Your instructions:
Copy every line in which the string "得分维度" occurs.

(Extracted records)
──────

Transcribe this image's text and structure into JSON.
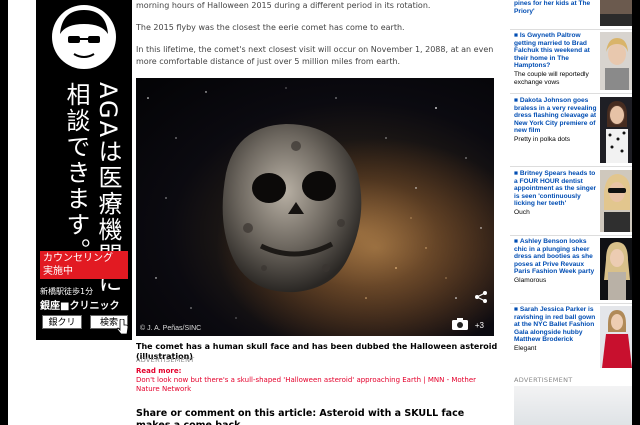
{
  "ad": {
    "vertical_col1": "AGAは医療機関に",
    "vertical_col2": "相談できます。",
    "red_line1": "カウンセリング",
    "red_line2": "実施中",
    "station": "新橋駅徒歩1分",
    "clinic": "銀座■クリニック",
    "search_left": "銀クリ",
    "search_right": "検索"
  },
  "article": {
    "para1": "morning hours of Halloween 2015 during a different period in its rotation.",
    "para2": "The 2015 flyby was the closest the eerie comet has come to earth.",
    "para3": "In this lifetime, the comet's next closest visit will occur on November 1, 2088, at an even more comfortable distance of just over 5 million miles from earth.",
    "photo_credit": "© J. A. Peñas/SINC",
    "photo_count": "+3",
    "caption": "The comet has a human skull face and has been dubbed the Halloween asteroid (illustration)",
    "advert_label": "ADVERTISEMENT",
    "read_more_label": "Read more:",
    "read_more_link": "Don't look now but there's a skull-shaped 'Halloween asteroid' approaching Earth | MNN - Mother Nature Network",
    "share_line": "Share or comment on this article: Asteroid with a SKULL face makes a come back"
  },
  "sidebar": {
    "stories": [
      {
        "head": "pines for her kids at The Priory'",
        "sub": ""
      },
      {
        "head": "Is Gwyneth Paltrow getting married to Brad Falchuk this weekend at their home in The Hamptons?",
        "sub": "The couple will reportedly exchange vows"
      },
      {
        "head": "Dakota Johnson goes braless in a very revealing dress flashing cleavage at New York City premiere of new film",
        "sub": "Pretty in polka dots"
      },
      {
        "head": "Britney Spears heads to a FOUR HOUR dentist appointment as the singer is seen 'continuously licking her teeth'",
        "sub": "Ouch"
      },
      {
        "head": "Ashley Benson looks chic in a plunging sheer dress and booties as she poses at Prive Revaux Paris Fashion Week party",
        "sub": "Glamorous"
      },
      {
        "head": "Sarah Jessica Parker is ravishing in red ball gown at the NYC Ballet Fashion Gala alongside hubby Matthew Broderick",
        "sub": "Elegant"
      }
    ],
    "advert_label": "ADVERTISEMENT"
  },
  "colors": {
    "link_blue": "#004db3",
    "accent_red": "#e4002b",
    "ad_red": "#e21a22"
  }
}
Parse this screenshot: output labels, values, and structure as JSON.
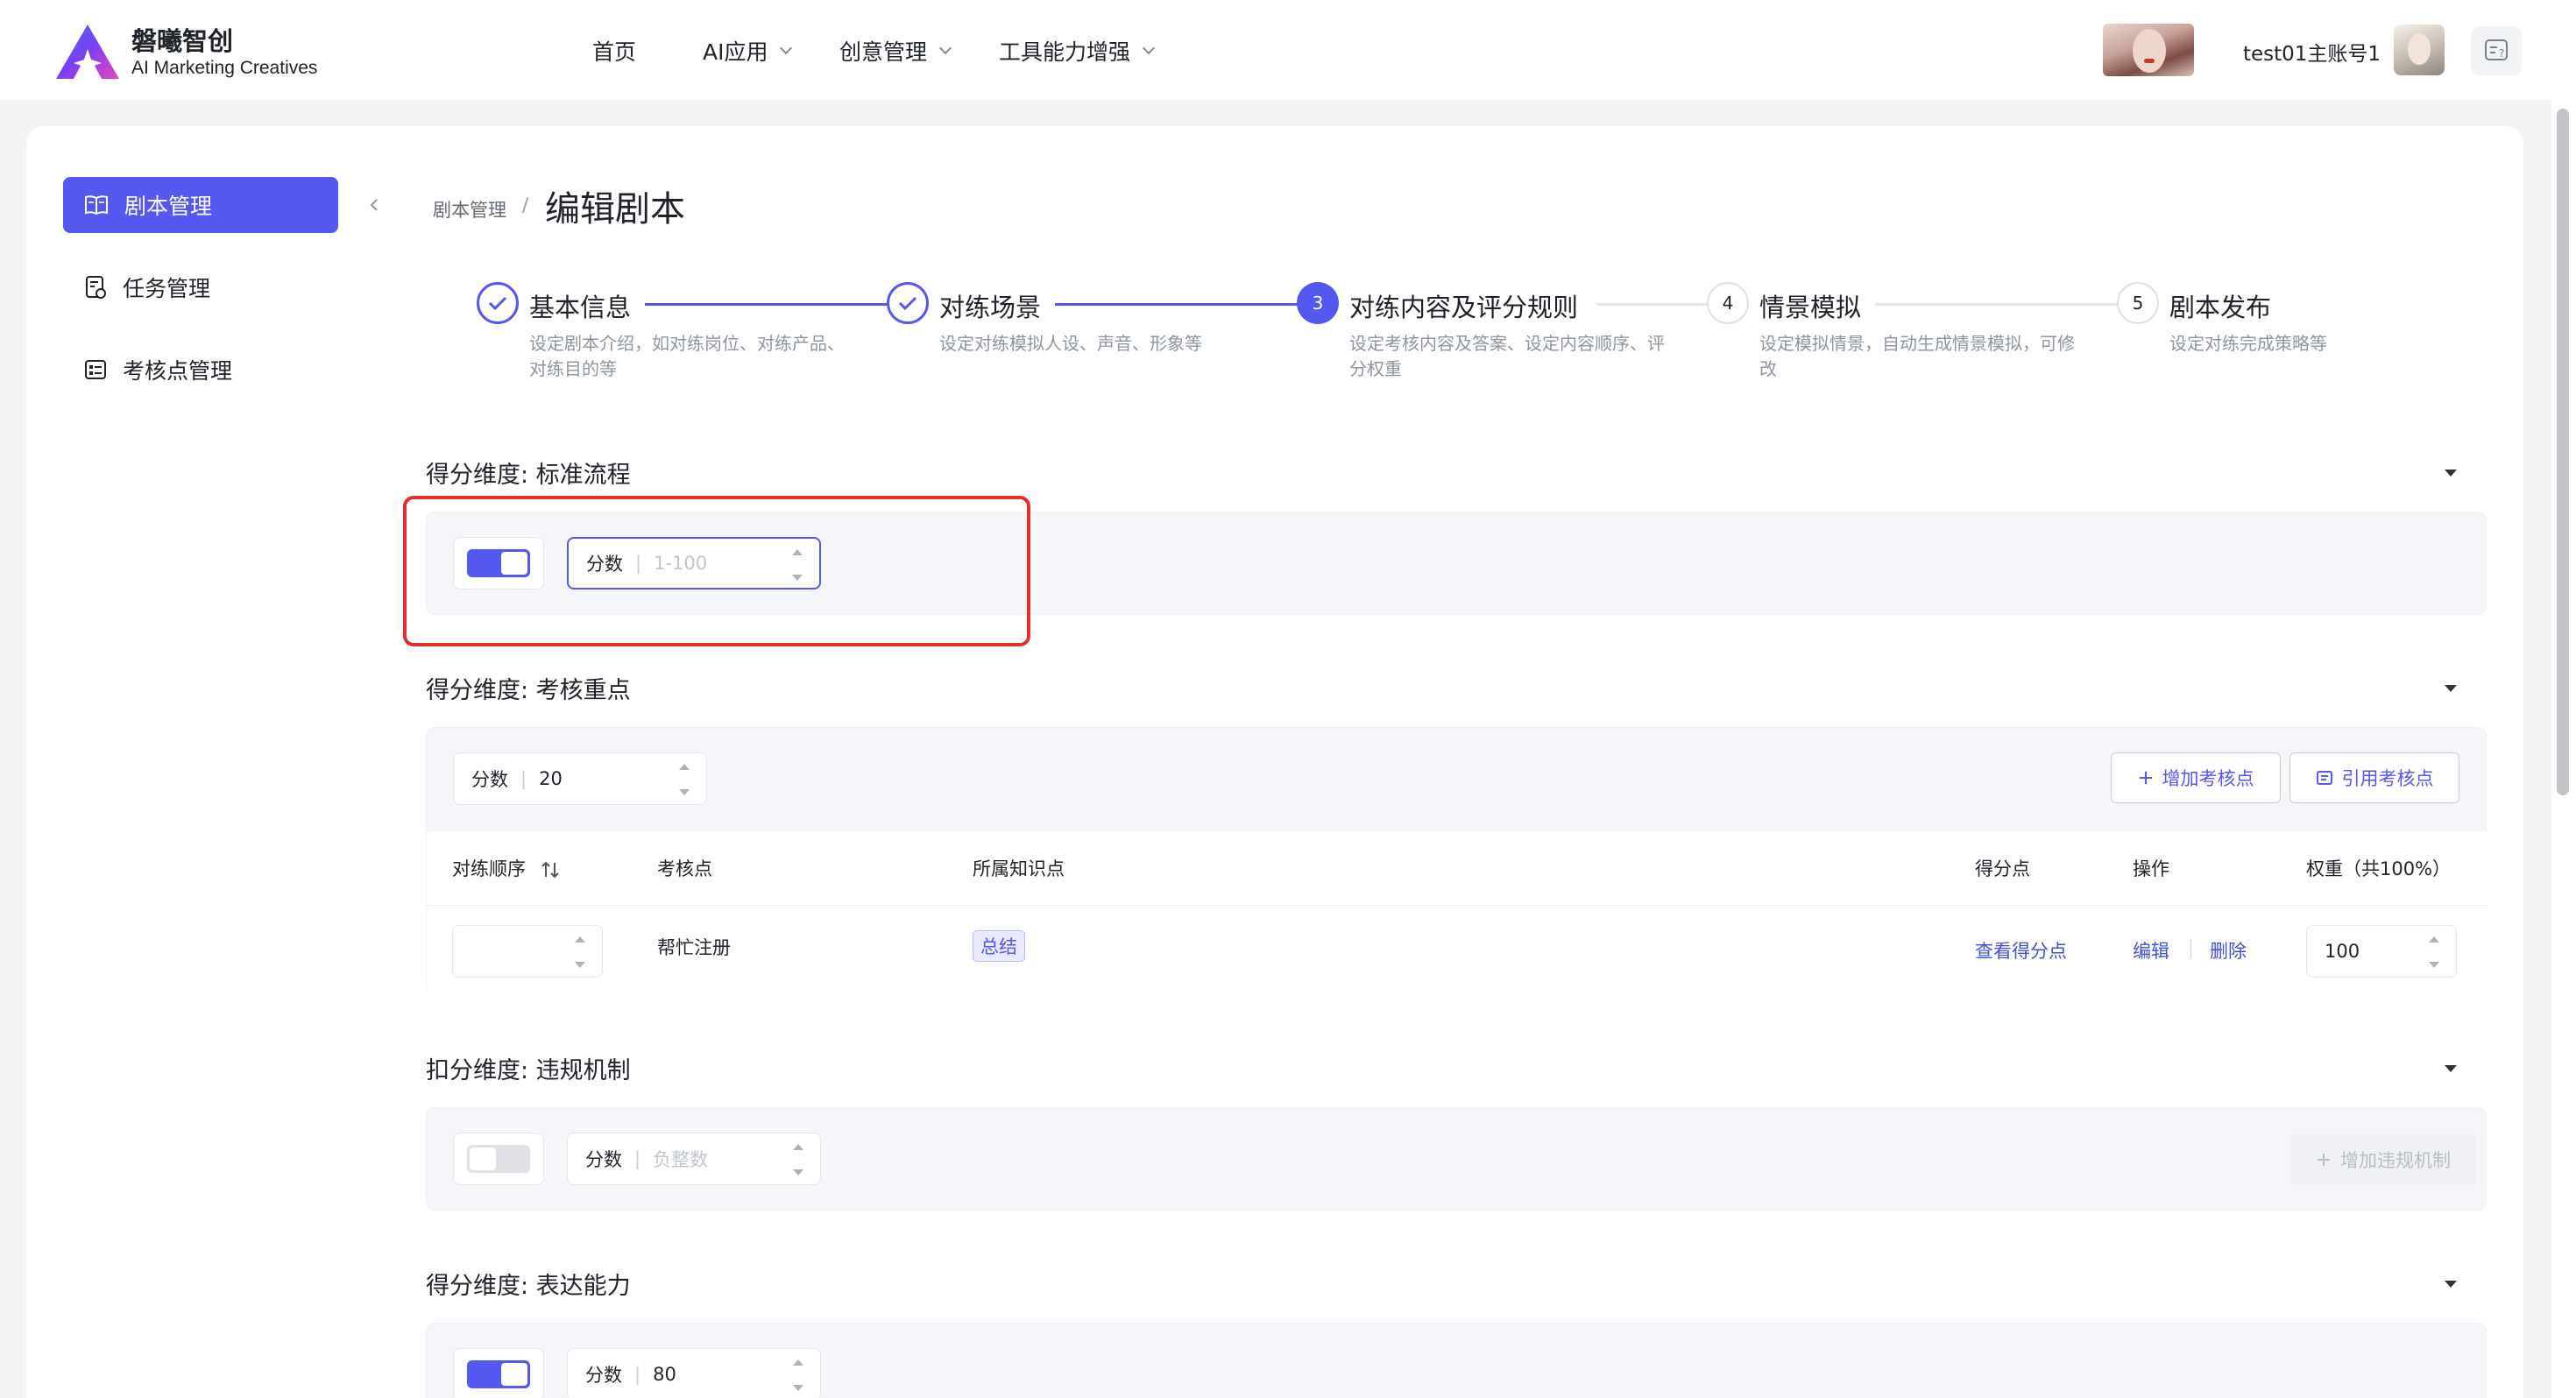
{
  "brand": {
    "name_cn": "磐曦智创",
    "name_en": "AI Marketing Creatives"
  },
  "nav": [
    {
      "label": "首页",
      "has_dropdown": false
    },
    {
      "label": "AI应用",
      "has_dropdown": true
    },
    {
      "label": "创意管理",
      "has_dropdown": true
    },
    {
      "label": "工具能力增强",
      "has_dropdown": true
    }
  ],
  "user": {
    "name": "test01主账号1"
  },
  "sidebar": {
    "items": [
      {
        "label": "剧本管理",
        "icon": "book-icon",
        "active": true
      },
      {
        "label": "任务管理",
        "icon": "task-icon",
        "active": false
      },
      {
        "label": "考核点管理",
        "icon": "checklist-icon",
        "active": false
      }
    ]
  },
  "breadcrumb": {
    "root": "剧本管理",
    "separator": "/",
    "current": "编辑剧本"
  },
  "steps": [
    {
      "index": "1",
      "title": "基本信息",
      "desc": "设定剧本介绍，如对练岗位、对练产品、对练目的等",
      "status": "done"
    },
    {
      "index": "2",
      "title": "对练场景",
      "desc": "设定对练模拟人设、声音、形象等",
      "status": "done"
    },
    {
      "index": "3",
      "title": "对练内容及评分规则",
      "desc": "设定考核内容及答案、设定内容顺序、评分权重",
      "status": "current"
    },
    {
      "index": "4",
      "title": "情景模拟",
      "desc": "设定模拟情景，自动生成情景模拟，可修改",
      "status": "todo"
    },
    {
      "index": "5",
      "title": "剧本发布",
      "desc": "设定对练完成策略等",
      "status": "todo"
    }
  ],
  "sections": {
    "standard_process": {
      "title": "得分维度: 标准流程",
      "enabled": true,
      "score_label": "分数",
      "score_value": "",
      "score_placeholder": "1-100"
    },
    "key_points": {
      "title": "得分维度: 考核重点",
      "score_label": "分数",
      "score_value": "20",
      "add_button": "增加考核点",
      "cite_button": "引用考核点",
      "columns": [
        "对练顺序",
        "考核点",
        "所属知识点",
        "得分点",
        "操作",
        "权重（共100%）"
      ],
      "rows": [
        {
          "order": "",
          "point": "帮忙注册",
          "knowledge_tag": "总结",
          "score_link": "查看得分点",
          "edit": "编辑",
          "delete": "删除",
          "weight": "100"
        }
      ]
    },
    "violation": {
      "title": "扣分维度: 违规机制",
      "enabled": false,
      "score_label": "分数",
      "score_value": "",
      "score_placeholder": "负整数",
      "add_button": "增加违规机制"
    },
    "expression": {
      "title": "得分维度: 表达能力",
      "enabled": true,
      "score_label": "分数",
      "score_value": "80"
    }
  },
  "colors": {
    "accent": "#5457f0",
    "highlight_box": "#e52f2f",
    "link": "#3f51d8"
  }
}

──────

Result of the exercise:
      "title": "得分维度: 标准流程",
      "title": "得分维度: 考核重点",
      "title": "得分维度: 表达能力",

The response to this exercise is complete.